- _To be done_: The entries below need to be written out exactly, with no pictures included.
◇ ◇ ◇ ◇ ◇ ◇ ◇
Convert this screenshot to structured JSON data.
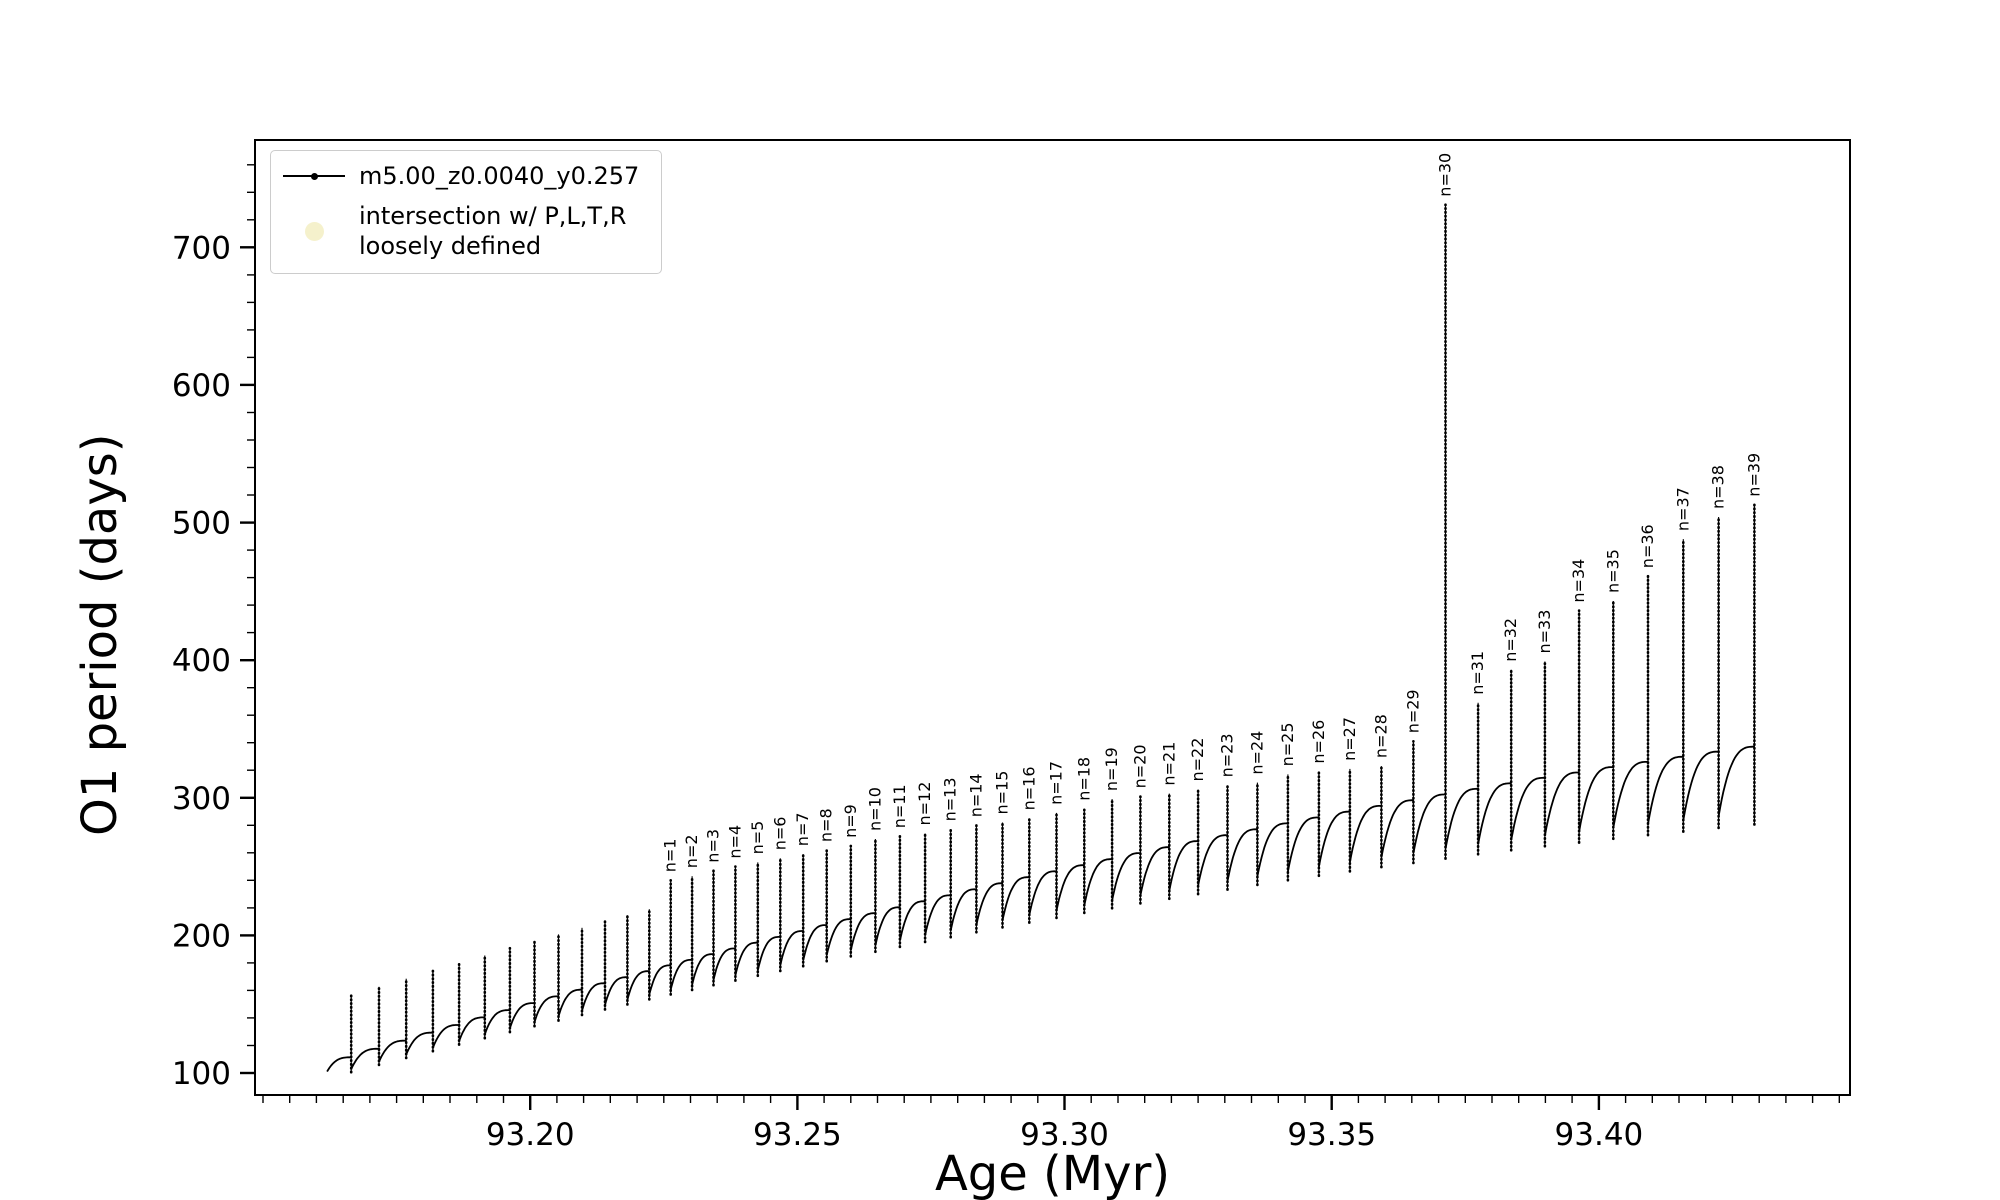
{
  "figure": {
    "background": "#ffffff",
    "axis_color": "#000000"
  },
  "chart_data": {
    "type": "line",
    "title": "",
    "xlabel": "Age (Myr)",
    "ylabel": "O1 period (days)",
    "xlim": [
      93.1485,
      93.447
    ],
    "ylim": [
      84,
      778
    ],
    "xticks": {
      "values": [
        93.2,
        93.25,
        93.3,
        93.35,
        93.4
      ],
      "labels": [
        "93.20",
        "93.25",
        "93.30",
        "93.35",
        "93.40"
      ]
    },
    "yticks": {
      "values": [
        100,
        200,
        300,
        400,
        500,
        600,
        700
      ],
      "labels": [
        "100",
        "200",
        "300",
        "400",
        "500",
        "600",
        "700"
      ]
    },
    "x_minor_step": 0.005,
    "y_minor_step": 20,
    "grid": false,
    "series_color": "#000000",
    "annotation_color": "#000000",
    "legend": {
      "position": "upper-left",
      "entries": [
        {
          "label": "m5.00_z0.0040_y0.257",
          "marker": "line-dot",
          "color": "#000000"
        },
        {
          "lines": [
            "intersection w/ P,L,T,R",
            "loosely defined"
          ],
          "marker": "circle",
          "color": "#eee8aa"
        }
      ]
    },
    "series_start": {
      "x": 93.162,
      "y": 101
    },
    "pulse_fields": [
      "x",
      "arc_high",
      "arc_low",
      "spike_bottom",
      "spike_top",
      "label"
    ],
    "pulses": [
      [
        93.1665,
        111.4,
        102.7,
        100.6,
        156.4,
        null
      ],
      [
        93.1717,
        117.6,
        108.1,
        105.9,
        162.6,
        null
      ],
      [
        93.1768,
        123.5,
        113.3,
        110.9,
        168.5,
        null
      ],
      [
        93.1818,
        129.3,
        118.3,
        115.8,
        174.3,
        null
      ],
      [
        93.1867,
        134.9,
        123.2,
        120.6,
        179.9,
        null
      ],
      [
        93.1915,
        140.4,
        128.0,
        125.3,
        185.4,
        null
      ],
      [
        93.1962,
        145.7,
        132.6,
        129.7,
        190.7,
        null
      ],
      [
        93.2008,
        150.8,
        137.0,
        134.0,
        195.8,
        null
      ],
      [
        93.2053,
        155.7,
        141.2,
        138.1,
        200.7,
        null
      ],
      [
        93.2097,
        160.5,
        145.3,
        142.1,
        205.5,
        null
      ],
      [
        93.214,
        165.2,
        149.4,
        146.1,
        210.2,
        null
      ],
      [
        93.2182,
        169.6,
        153.2,
        149.8,
        214.6,
        null
      ],
      [
        93.2223,
        174.0,
        157.0,
        153.5,
        219.0,
        null
      ],
      [
        93.2263,
        178.2,
        160.6,
        157.0,
        240,
        "n=1"
      ],
      [
        93.2303,
        182.2,
        164.0,
        160.3,
        243,
        "n=2"
      ],
      [
        93.2343,
        186.4,
        167.6,
        163.8,
        247,
        "n=3"
      ],
      [
        93.2384,
        190.5,
        171.0,
        167.1,
        250,
        "n=4"
      ],
      [
        93.2426,
        194.7,
        174.6,
        170.6,
        253,
        "n=5"
      ],
      [
        93.2468,
        198.9,
        178.2,
        174.1,
        256,
        "n=6"
      ],
      [
        93.2511,
        203.2,
        181.8,
        177.6,
        259,
        "n=7"
      ],
      [
        93.2555,
        207.5,
        185.5,
        181.2,
        262,
        "n=8"
      ],
      [
        93.26,
        211.8,
        189.1,
        184.7,
        265,
        "n=9"
      ],
      [
        93.2646,
        216.1,
        192.7,
        188.1,
        270,
        "n=10"
      ],
      [
        93.2692,
        220.4,
        196.3,
        191.6,
        272,
        "n=11"
      ],
      [
        93.2739,
        224.8,
        200.0,
        195.2,
        274,
        "n=12"
      ],
      [
        93.2787,
        229.1,
        203.6,
        198.7,
        277,
        "n=13"
      ],
      [
        93.2835,
        233.5,
        207.3,
        202.2,
        280,
        "n=14"
      ],
      [
        93.2884,
        237.9,
        211.0,
        205.8,
        282,
        "n=15"
      ],
      [
        93.2934,
        242.3,
        214.6,
        209.3,
        285,
        "n=16"
      ],
      [
        93.2985,
        246.6,
        218.1,
        212.7,
        289,
        "n=17"
      ],
      [
        93.3037,
        251.0,
        221.8,
        216.3,
        292,
        "n=18"
      ],
      [
        93.3089,
        255.4,
        225.4,
        219.7,
        299,
        "n=19"
      ],
      [
        93.3142,
        259.8,
        229.0,
        223.2,
        301,
        "n=20"
      ],
      [
        93.3196,
        264.1,
        232.5,
        226.6,
        303,
        "n=21"
      ],
      [
        93.325,
        268.5,
        236.1,
        230.0,
        306,
        "n=22"
      ],
      [
        93.3305,
        272.8,
        239.5,
        233.3,
        309,
        "n=23"
      ],
      [
        93.3361,
        277.1,
        243.0,
        236.7,
        311,
        "n=24"
      ],
      [
        93.3418,
        281.4,
        246.4,
        240.0,
        317,
        "n=25"
      ],
      [
        93.3476,
        285.7,
        249.9,
        243.3,
        319,
        "n=26"
      ],
      [
        93.3534,
        289.9,
        253.2,
        246.5,
        321,
        "n=27"
      ],
      [
        93.3593,
        294.1,
        256.5,
        249.6,
        323,
        "n=28"
      ],
      [
        93.3653,
        298.2,
        259.7,
        252.6,
        341,
        "n=29"
      ],
      [
        93.3713,
        302.4,
        263.0,
        255.8,
        731,
        "n=30"
      ],
      [
        93.3774,
        306.5,
        266.2,
        258.9,
        369,
        "n=31"
      ],
      [
        93.3836,
        310.5,
        269.3,
        261.8,
        393,
        "n=32"
      ],
      [
        93.3899,
        314.5,
        272.3,
        264.7,
        399,
        "n=33"
      ],
      [
        93.3963,
        318.4,
        275.3,
        267.4,
        436,
        "n=34"
      ],
      [
        93.4027,
        322.3,
        278.2,
        270.2,
        443,
        "n=35"
      ],
      [
        93.4092,
        326.1,
        281.0,
        272.9,
        461,
        "n=36"
      ],
      [
        93.4158,
        329.8,
        283.7,
        275.4,
        488,
        "n=37"
      ],
      [
        93.4224,
        333.5,
        286.5,
        278.1,
        504,
        "n=38"
      ],
      [
        93.4291,
        337.1,
        289.1,
        280.6,
        513,
        "n=39"
      ]
    ]
  }
}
◇ ◇ ◇ ◇ ◇ ◇ ◇
- _Expected answer_:
Convert this screenshot to structured JSON data.
{
  "figure": {
    "background": "#ffffff",
    "axis_color": "#000000"
  },
  "chart_data": {
    "type": "line",
    "title": "",
    "xlabel": "Age (Myr)",
    "ylabel": "O1 period (days)",
    "xlim": [
      93.1485,
      93.447
    ],
    "ylim": [
      84,
      778
    ],
    "xticks": {
      "values": [
        93.2,
        93.25,
        93.3,
        93.35,
        93.4
      ],
      "labels": [
        "93.20",
        "93.25",
        "93.30",
        "93.35",
        "93.40"
      ]
    },
    "yticks": {
      "values": [
        100,
        200,
        300,
        400,
        500,
        600,
        700
      ],
      "labels": [
        "100",
        "200",
        "300",
        "400",
        "500",
        "600",
        "700"
      ]
    },
    "x_minor_step": 0.005,
    "y_minor_step": 20,
    "grid": false,
    "series_color": "#000000",
    "annotation_color": "#000000",
    "legend": {
      "position": "upper-left",
      "entries": [
        {
          "label": "m5.00_z0.0040_y0.257",
          "marker": "line-dot",
          "color": "#000000"
        },
        {
          "lines": [
            "intersection w/ P,L,T,R",
            "loosely defined"
          ],
          "marker": "circle",
          "color": "#eee8aa"
        }
      ]
    },
    "series_start": {
      "x": 93.162,
      "y": 101
    },
    "pulse_fields": [
      "x",
      "arc_high",
      "arc_low",
      "spike_bottom",
      "spike_top",
      "label"
    ],
    "pulses": [
      [
        93.1665,
        111.4,
        102.7,
        100.6,
        156.4,
        null
      ],
      [
        93.1717,
        117.6,
        108.1,
        105.9,
        162.6,
        null
      ],
      [
        93.1768,
        123.5,
        113.3,
        110.9,
        168.5,
        null
      ],
      [
        93.1818,
        129.3,
        118.3,
        115.8,
        174.3,
        null
      ],
      [
        93.1867,
        134.9,
        123.2,
        120.6,
        179.9,
        null
      ],
      [
        93.1915,
        140.4,
        128.0,
        125.3,
        185.4,
        null
      ],
      [
        93.1962,
        145.7,
        132.6,
        129.7,
        190.7,
        null
      ],
      [
        93.2008,
        150.8,
        137.0,
        134.0,
        195.8,
        null
      ],
      [
        93.2053,
        155.7,
        141.2,
        138.1,
        200.7,
        null
      ],
      [
        93.2097,
        160.5,
        145.3,
        142.1,
        205.5,
        null
      ],
      [
        93.214,
        165.2,
        149.4,
        146.1,
        210.2,
        null
      ],
      [
        93.2182,
        169.6,
        153.2,
        149.8,
        214.6,
        null
      ],
      [
        93.2223,
        174.0,
        157.0,
        153.5,
        219.0,
        null
      ],
      [
        93.2263,
        178.2,
        160.6,
        157.0,
        240,
        "n=1"
      ],
      [
        93.2303,
        182.2,
        164.0,
        160.3,
        243,
        "n=2"
      ],
      [
        93.2343,
        186.4,
        167.6,
        163.8,
        247,
        "n=3"
      ],
      [
        93.2384,
        190.5,
        171.0,
        167.1,
        250,
        "n=4"
      ],
      [
        93.2426,
        194.7,
        174.6,
        170.6,
        253,
        "n=5"
      ],
      [
        93.2468,
        198.9,
        178.2,
        174.1,
        256,
        "n=6"
      ],
      [
        93.2511,
        203.2,
        181.8,
        177.6,
        259,
        "n=7"
      ],
      [
        93.2555,
        207.5,
        185.5,
        181.2,
        262,
        "n=8"
      ],
      [
        93.26,
        211.8,
        189.1,
        184.7,
        265,
        "n=9"
      ],
      [
        93.2646,
        216.1,
        192.7,
        188.1,
        270,
        "n=10"
      ],
      [
        93.2692,
        220.4,
        196.3,
        191.6,
        272,
        "n=11"
      ],
      [
        93.2739,
        224.8,
        200.0,
        195.2,
        274,
        "n=12"
      ],
      [
        93.2787,
        229.1,
        203.6,
        198.7,
        277,
        "n=13"
      ],
      [
        93.2835,
        233.5,
        207.3,
        202.2,
        280,
        "n=14"
      ],
      [
        93.2884,
        237.9,
        211.0,
        205.8,
        282,
        "n=15"
      ],
      [
        93.2934,
        242.3,
        214.6,
        209.3,
        285,
        "n=16"
      ],
      [
        93.2985,
        246.6,
        218.1,
        212.7,
        289,
        "n=17"
      ],
      [
        93.3037,
        251.0,
        221.8,
        216.3,
        292,
        "n=18"
      ],
      [
        93.3089,
        255.4,
        225.4,
        219.7,
        299,
        "n=19"
      ],
      [
        93.3142,
        259.8,
        229.0,
        223.2,
        301,
        "n=20"
      ],
      [
        93.3196,
        264.1,
        232.5,
        226.6,
        303,
        "n=21"
      ],
      [
        93.325,
        268.5,
        236.1,
        230.0,
        306,
        "n=22"
      ],
      [
        93.3305,
        272.8,
        239.5,
        233.3,
        309,
        "n=23"
      ],
      [
        93.3361,
        277.1,
        243.0,
        236.7,
        311,
        "n=24"
      ],
      [
        93.3418,
        281.4,
        246.4,
        240.0,
        317,
        "n=25"
      ],
      [
        93.3476,
        285.7,
        249.9,
        243.3,
        319,
        "n=26"
      ],
      [
        93.3534,
        289.9,
        253.2,
        246.5,
        321,
        "n=27"
      ],
      [
        93.3593,
        294.1,
        256.5,
        249.6,
        323,
        "n=28"
      ],
      [
        93.3653,
        298.2,
        259.7,
        252.6,
        341,
        "n=29"
      ],
      [
        93.3713,
        302.4,
        263.0,
        255.8,
        731,
        "n=30"
      ],
      [
        93.3774,
        306.5,
        266.2,
        258.9,
        369,
        "n=31"
      ],
      [
        93.3836,
        310.5,
        269.3,
        261.8,
        393,
        "n=32"
      ],
      [
        93.3899,
        314.5,
        272.3,
        264.7,
        399,
        "n=33"
      ],
      [
        93.3963,
        318.4,
        275.3,
        267.4,
        436,
        "n=34"
      ],
      [
        93.4027,
        322.3,
        278.2,
        270.2,
        443,
        "n=35"
      ],
      [
        93.4092,
        326.1,
        281.0,
        272.9,
        461,
        "n=36"
      ],
      [
        93.4158,
        329.8,
        283.7,
        275.4,
        488,
        "n=37"
      ],
      [
        93.4224,
        333.5,
        286.5,
        278.1,
        504,
        "n=38"
      ],
      [
        93.4291,
        337.1,
        289.1,
        280.6,
        513,
        "n=39"
      ]
    ]
  }
}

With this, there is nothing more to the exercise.